GIVEN TASK ▸
Print out every line, exactly as written.

RAW DATA ▸
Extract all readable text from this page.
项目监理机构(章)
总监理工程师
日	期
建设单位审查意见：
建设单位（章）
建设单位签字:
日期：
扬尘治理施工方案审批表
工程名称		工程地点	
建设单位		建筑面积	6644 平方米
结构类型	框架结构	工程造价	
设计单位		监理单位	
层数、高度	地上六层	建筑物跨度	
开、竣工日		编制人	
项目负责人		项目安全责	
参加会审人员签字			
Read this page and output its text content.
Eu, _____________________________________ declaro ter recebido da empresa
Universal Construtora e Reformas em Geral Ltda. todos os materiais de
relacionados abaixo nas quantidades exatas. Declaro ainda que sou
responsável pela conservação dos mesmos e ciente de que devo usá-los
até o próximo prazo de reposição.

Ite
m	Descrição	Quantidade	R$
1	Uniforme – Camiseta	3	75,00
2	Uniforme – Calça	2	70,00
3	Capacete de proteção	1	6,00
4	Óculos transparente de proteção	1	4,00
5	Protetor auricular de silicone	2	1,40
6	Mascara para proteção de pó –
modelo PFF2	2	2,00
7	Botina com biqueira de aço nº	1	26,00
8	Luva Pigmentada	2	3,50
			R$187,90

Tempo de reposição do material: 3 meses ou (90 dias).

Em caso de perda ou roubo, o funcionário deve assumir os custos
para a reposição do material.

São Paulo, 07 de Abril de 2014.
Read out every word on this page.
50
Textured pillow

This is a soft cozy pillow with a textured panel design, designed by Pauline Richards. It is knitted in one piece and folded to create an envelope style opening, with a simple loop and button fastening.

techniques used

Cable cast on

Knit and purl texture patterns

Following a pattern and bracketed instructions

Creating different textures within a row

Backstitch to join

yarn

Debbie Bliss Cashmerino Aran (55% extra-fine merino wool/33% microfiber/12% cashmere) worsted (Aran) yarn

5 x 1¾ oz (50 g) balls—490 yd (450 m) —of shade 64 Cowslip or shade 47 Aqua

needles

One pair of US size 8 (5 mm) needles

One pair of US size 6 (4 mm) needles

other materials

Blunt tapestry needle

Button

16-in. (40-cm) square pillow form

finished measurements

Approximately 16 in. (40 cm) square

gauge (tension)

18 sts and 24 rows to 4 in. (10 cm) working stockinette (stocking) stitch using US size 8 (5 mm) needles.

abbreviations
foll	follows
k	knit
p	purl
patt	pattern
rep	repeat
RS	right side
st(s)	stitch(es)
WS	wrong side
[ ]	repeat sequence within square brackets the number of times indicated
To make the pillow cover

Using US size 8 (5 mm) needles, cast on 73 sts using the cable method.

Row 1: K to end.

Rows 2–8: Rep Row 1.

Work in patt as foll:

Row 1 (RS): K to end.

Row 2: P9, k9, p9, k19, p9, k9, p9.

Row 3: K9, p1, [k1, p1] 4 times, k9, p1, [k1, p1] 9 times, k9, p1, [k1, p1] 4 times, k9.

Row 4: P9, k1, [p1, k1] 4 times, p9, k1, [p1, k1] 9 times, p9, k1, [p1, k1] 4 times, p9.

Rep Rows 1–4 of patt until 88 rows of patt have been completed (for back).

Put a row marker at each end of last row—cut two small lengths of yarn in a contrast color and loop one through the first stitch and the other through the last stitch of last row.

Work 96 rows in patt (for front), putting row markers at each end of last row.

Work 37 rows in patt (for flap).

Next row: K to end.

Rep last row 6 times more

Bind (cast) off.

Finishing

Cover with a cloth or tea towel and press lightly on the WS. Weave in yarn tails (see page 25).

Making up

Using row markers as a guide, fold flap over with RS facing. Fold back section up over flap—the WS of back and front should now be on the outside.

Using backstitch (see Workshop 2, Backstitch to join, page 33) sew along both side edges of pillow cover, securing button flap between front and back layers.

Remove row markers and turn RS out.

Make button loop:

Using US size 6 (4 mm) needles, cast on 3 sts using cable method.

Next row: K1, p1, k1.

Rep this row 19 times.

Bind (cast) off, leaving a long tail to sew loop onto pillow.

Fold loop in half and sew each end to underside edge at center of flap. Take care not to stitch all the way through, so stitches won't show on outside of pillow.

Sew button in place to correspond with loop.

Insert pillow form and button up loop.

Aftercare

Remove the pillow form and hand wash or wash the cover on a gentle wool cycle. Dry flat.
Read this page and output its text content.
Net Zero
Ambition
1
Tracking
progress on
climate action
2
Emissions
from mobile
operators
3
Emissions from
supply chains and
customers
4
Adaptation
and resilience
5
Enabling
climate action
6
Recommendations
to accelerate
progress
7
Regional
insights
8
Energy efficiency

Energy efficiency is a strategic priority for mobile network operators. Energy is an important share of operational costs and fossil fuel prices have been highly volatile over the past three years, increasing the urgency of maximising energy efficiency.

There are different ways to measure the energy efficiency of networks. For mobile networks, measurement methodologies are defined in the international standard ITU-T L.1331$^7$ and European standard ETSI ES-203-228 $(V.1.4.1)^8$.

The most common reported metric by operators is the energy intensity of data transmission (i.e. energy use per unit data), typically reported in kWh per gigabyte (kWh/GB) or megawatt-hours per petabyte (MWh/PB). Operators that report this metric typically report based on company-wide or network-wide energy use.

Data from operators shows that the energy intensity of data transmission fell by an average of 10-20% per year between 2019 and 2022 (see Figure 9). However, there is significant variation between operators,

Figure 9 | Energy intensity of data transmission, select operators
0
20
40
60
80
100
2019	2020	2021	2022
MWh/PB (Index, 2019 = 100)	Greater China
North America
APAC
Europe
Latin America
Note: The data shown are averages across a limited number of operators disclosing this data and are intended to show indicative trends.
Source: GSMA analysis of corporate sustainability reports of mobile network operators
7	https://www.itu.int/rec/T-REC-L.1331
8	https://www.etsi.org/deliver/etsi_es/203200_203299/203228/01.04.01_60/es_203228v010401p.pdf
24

THE ANSWER ▸
Extract all readable text from this page.
项目监理机构(章)
总监理工程师
日	期
建设单位审查意见：
建设单位（章）
建设单位签字:
日期：
扬尘治理施工方案审批表
工程名称		工程地点	
建设单位		建筑面积	6644 平方米
结构类型	框架结构	工程造价	
设计单位		监理单位	
层数、高度	地上六层	建筑物跨度	
开、竣工日		编制人	
项目负责人		项目安全责	
参加会审人员签字			
Read this page and output its text content.
Eu, _____________________________________ declaro ter recebido da empresa
Universal Construtora e Reformas em Geral Ltda. todos os materiais de
relacionados abaixo nas quantidades exatas. Declaro ainda que sou
responsável pela conservação dos mesmos e ciente de que devo usá-los
até o próximo prazo de reposição.

Ite
m	Descrição	Quantidade	R$
1	Uniforme – Camiseta	3	75,00
2	Uniforme – Calça	2	70,00
3	Capacete de proteção	1	6,00
4	Óculos transparente de proteção	1	4,00
5	Protetor auricular de silicone	2	1,40
6	Mascara para proteção de pó –
modelo PFF2	2	2,00
7	Botina com biqueira de aço nº	1	26,00
8	Luva Pigmentada	2	3,50
			R$187,90

Tempo de reposição do material: 3 meses ou (90 dias).

Em caso de perda ou roubo, o funcionário deve assumir os custos
para a reposição do material.

São Paulo, 07 de Abril de 2014.
Read out every word on this page.
50
Textured pillow

This is a soft cozy pillow with a textured panel design, designed by Pauline Richards. It is knitted in one piece and folded to create an envelope style opening, with a simple loop and button fastening.

techniques used

Cable cast on

Knit and purl texture patterns

Following a pattern and bracketed instructions

Creating different textures within a row

Backstitch to join

yarn

Debbie Bliss Cashmerino Aran (55% extra-fine merino wool/33% microfiber/12% cashmere) worsted (Aran) yarn

5 x 1¾ oz (50 g) balls—490 yd (450 m) —of shade 64 Cowslip or shade 47 Aqua

needles

One pair of US size 8 (5 mm) needles

One pair of US size 6 (4 mm) needles

other materials

Blunt tapestry needle

Button

16-in. (40-cm) square pillow form

finished measurements

Approximately 16 in. (40 cm) square

gauge (tension)

18 sts and 24 rows to 4 in. (10 cm) working stockinette (stocking) stitch using US size 8 (5 mm) needles.

abbreviations
foll	follows
k	knit
p	purl
patt	pattern
rep	repeat
RS	right side
st(s)	stitch(es)
WS	wrong side
[ ]	repeat sequence within square brackets the number of times indicated
To make the pillow cover

Using US size 8 (5 mm) needles, cast on 73 sts using the cable method.

Row 1: K to end.

Rows 2–8: Rep Row 1.

Work in patt as foll:

Row 1 (RS): K to end.

Row 2: P9, k9, p9, k19, p9, k9, p9.

Row 3: K9, p1, [k1, p1] 4 times, k9, p1, [k1, p1] 9 times, k9, p1, [k1, p1] 4 times, k9.

Row 4: P9, k1, [p1, k1] 4 times, p9, k1, [p1, k1] 9 times, p9, k1, [p1, k1] 4 times, p9.

Rep Rows 1–4 of patt until 88 rows of patt have been completed (for back).

Put a row marker at each end of last row—cut two small lengths of yarn in a contrast color and loop one through the first stitch and the other through the last stitch of last row.

Work 96 rows in patt (for front), putting row markers at each end of last row.

Work 37 rows in patt (for flap).

Next row: K to end.

Rep last row 6 times more

Bind (cast) off.

Finishing

Cover with a cloth or tea towel and press lightly on the WS. Weave in yarn tails (see page 25).

Making up

Using row markers as a guide, fold flap over with RS facing. Fold back section up over flap—the WS of back and front should now be on the outside.

Using backstitch (see Workshop 2, Backstitch to join, page 33) sew along both side edges of pillow cover, securing button flap between front and back layers.

Remove row markers and turn RS out.

Make button loop:

Using US size 6 (4 mm) needles, cast on 3 sts using cable method.

Next row: K1, p1, k1.

Rep this row 19 times.

Bind (cast) off, leaving a long tail to sew loop onto pillow.

Fold loop in half and sew each end to underside edge at center of flap. Take care not to stitch all the way through, so stitches won't show on outside of pillow.

Sew button in place to correspond with loop.

Insert pillow form and button up loop.

Aftercare

Remove the pillow form and hand wash or wash the cover on a gentle wool cycle. Dry flat.
Read this page and output its text content.
Net Zero
Ambition
1
Tracking
progress on
climate action
2
Emissions
from mobile
operators
3
Emissions from
supply chains and
customers
4
Adaptation
and resilience
5
Enabling
climate action
6
Recommendations
to accelerate
progress
7
Regional
insights
8
Energy efficiency

Energy efficiency is a strategic priority for mobile network operators. Energy is an important share of operational costs and fossil fuel prices have been highly volatile over the past three years, increasing the urgency of maximising energy efficiency.

There are different ways to measure the energy efficiency of networks. For mobile networks, measurement methodologies are defined in the international standard ITU-T L.1331$^7$ and European standard ETSI ES-203-228 $(V.1.4.1)^8$.

The most common reported metric by operators is the energy intensity of data transmission (i.e. energy use per unit data), typically reported in kWh per gigabyte (kWh/GB) or megawatt-hours per petabyte (MWh/PB). Operators that report this metric typically report based on company-wide or network-wide energy use.

Data from operators shows that the energy intensity of data transmission fell by an average of 10-20% per year between 2019 and 2022 (see Figure 9). However, there is significant variation between operators,

Figure 9 | Energy intensity of data transmission, select operators
0
20
40
60
80
100
2019	2020	2021	2022
MWh/PB (Index, 2019 = 100)	Greater China
North America
APAC
Europe
Latin America
Note: The data shown are averages across a limited number of operators disclosing this data and are intended to show indicative trends.
Source: GSMA analysis of corporate sustainability reports of mobile network operators
7	https://www.itu.int/rec/T-REC-L.1331
8	https://www.etsi.org/deliver/etsi_es/203200_203299/203228/01.04.01_60/es_203228v010401p.pdf
24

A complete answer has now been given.